**Lesetext**
Eimol no Peking un eimol Hawai
Dann ens noh Sydney, für en Iwigkeit
Söke Jold en Alaska, drinke Wing en Bordeaux
Jon ze Fooss üver’t Wasser, bes Tokio

Mit ziemlicher Sicherheit wird Tommy Engel 1995 nicht an den 1.FC Köln gedacht haben, als er diese Zeilen für L.S.E. schrieb. Peking liegt ja auch gar nicht in Europa. Aber es passt ja dennoch. Gerade heute. Beim Blick auf die Tabelle kann ich doch als effzeh-Fan gar nicht anders als anfangen zu träumen. Nach Jahrzehnten des Darbens, der Nicht-enden-wollenden Demütigungen, nach Christian Dollberg und Lilian Laslandes, nach Latour, Overath, Hanutas und Liga-Spielen in Sandhausen, wie soll ich denn da ruhig bleiben, wenn ich auf diese Momentaufnahme blicke? Wie soll ich denn den Mahner geben? Nein, ich muss doch träumen, ich muss doch versuchen aus meinem eigenen zwangsneurotischen Gedankengefängnis auszubrechen und endlich wegzukommen von der Angst, dass alles den Bach runter geht. Es geht doch gar nicht anders, Herrgott.

Vor dem Spiel war es wie immer: Das ist der 1.FC Köln, es kommt der Tabellenvorletzte nach Müngersdorf, alles rechnet mit einem klaren Sieg, die Leistungen der letzten Wochen waren zu gut als dass man sich Gedanken über Punkteverluste machen sollte und ich sitze da und höre Stimmen aus einer anderen Galaxie, weit, weit entfernt: It’s a Trap! Admiral Ackbar lässt nicht locker. Er warnt und gestikuliert, er schürt die Panik und sorgt für einen trockenen Mund. Wir können dieses Spiel ja nur verlieren. Wir sind der 1.FC Köln. Wir werden einen Weg finden uns selbst in den Arsch zu treten. Auch mit Peter Stöger.

**Datenauszug**
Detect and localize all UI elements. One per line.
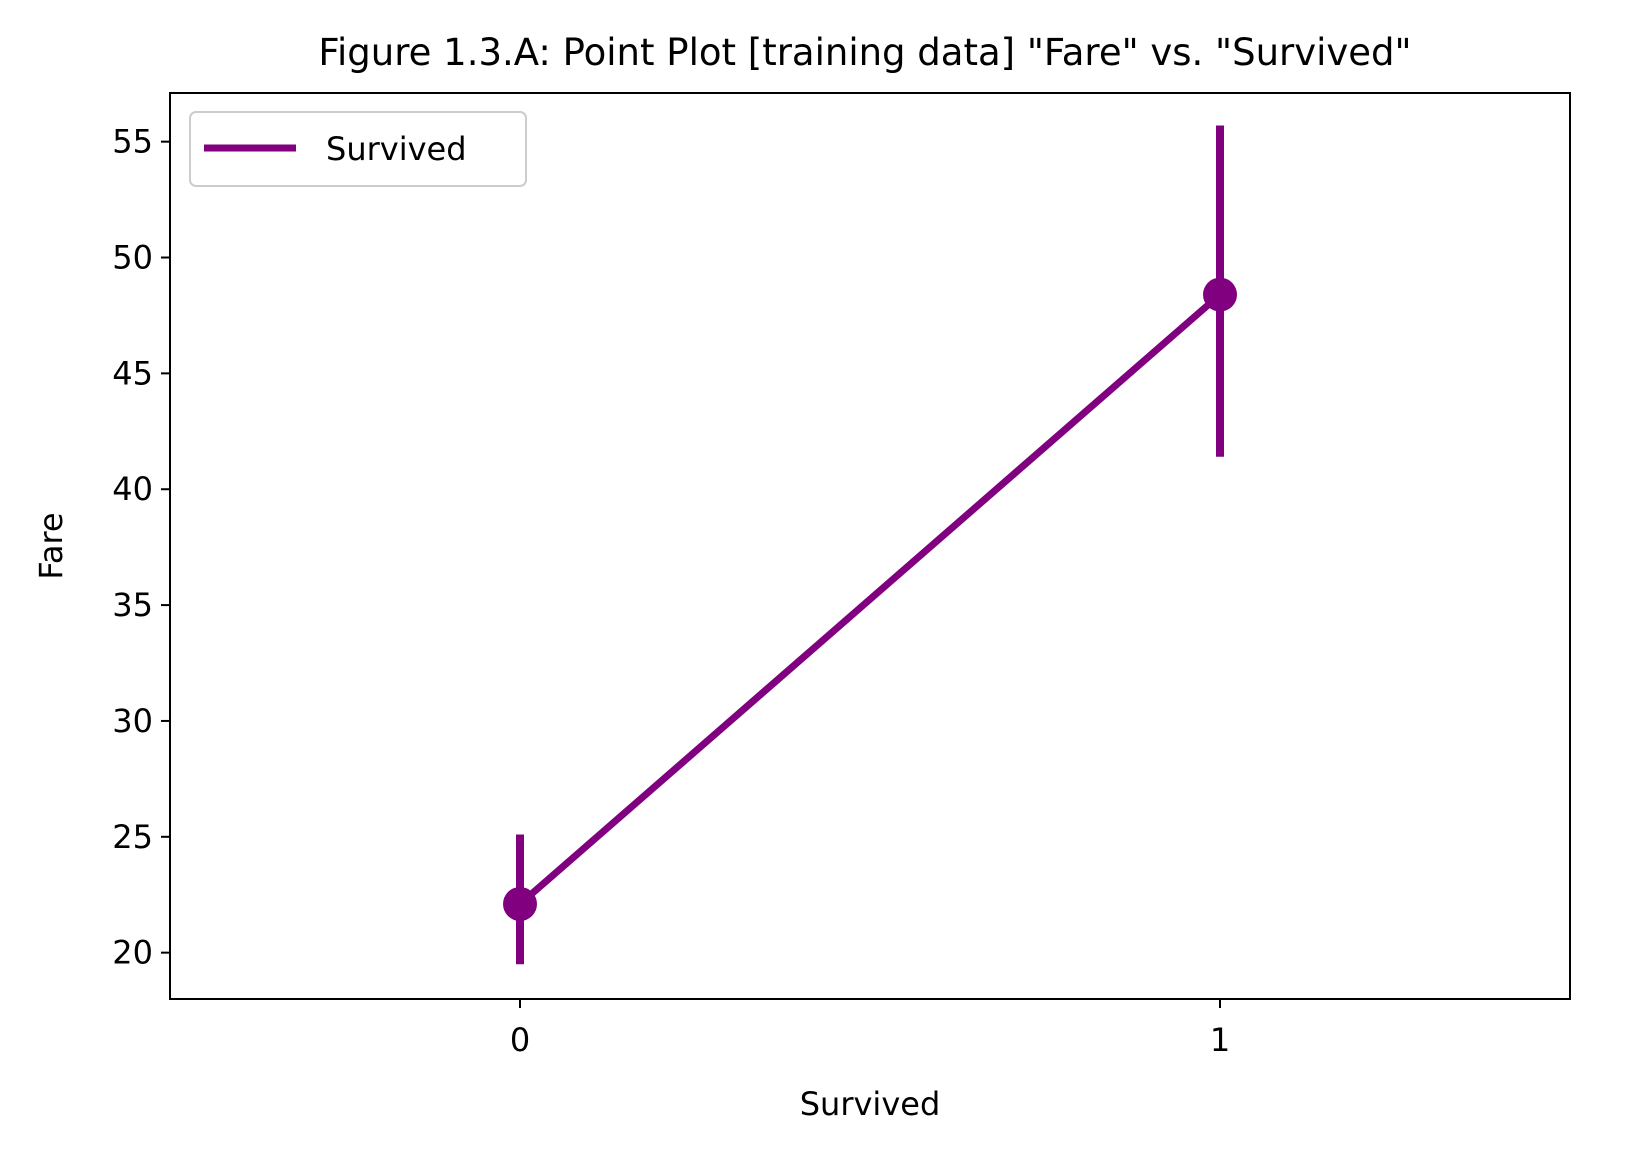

**Aufgaben**
• 1. In welchem Jahr und für wen schrieb Tommy Engel laut dem Text über den 1. FC Köln die Liedzeilen am Anfang?
• 2. Führe den Text über den 1. FC Köln nach seinem letzten Satz weiter.

**Lösungen**
• 1. Er schrieb sie 1995 für L.S.E.

• 2.
Wenn ich meinen Gemütszustand bei Anpfiff mit dem Anpfiff gegen Bayern erklärend vergleichen müsste, dann kann man sich das in etwa so vorstellen wie ein Urlaub am Strand (Bayern) gegen Scheisse schaufeln in der Hölle (Ingolstadt). Ich hatte so wenig Lust auf das Spiel. Nicht ursächlich wegen Ingolstadt (ein bisschen schon auch aber echt nur am Rande), sondern wegen der Konstellation. Nochmal: Wer kann denn damit rechnen, dass sich die Mannschaft einfach nicht um die historische Einbruchs- und Versager-Mentalität der letzten 25 Jahre kümmert? Dass sie einfach weitermachen? Dass es ihnen anscheinend egal ist? Vielleicht muss man dazu jünger sein? Vielleicht muss man seine effzeh-Seele noch nicht komplett in die Paint-it-Black-Ecke verschoben haben? Ich weiß es nicht.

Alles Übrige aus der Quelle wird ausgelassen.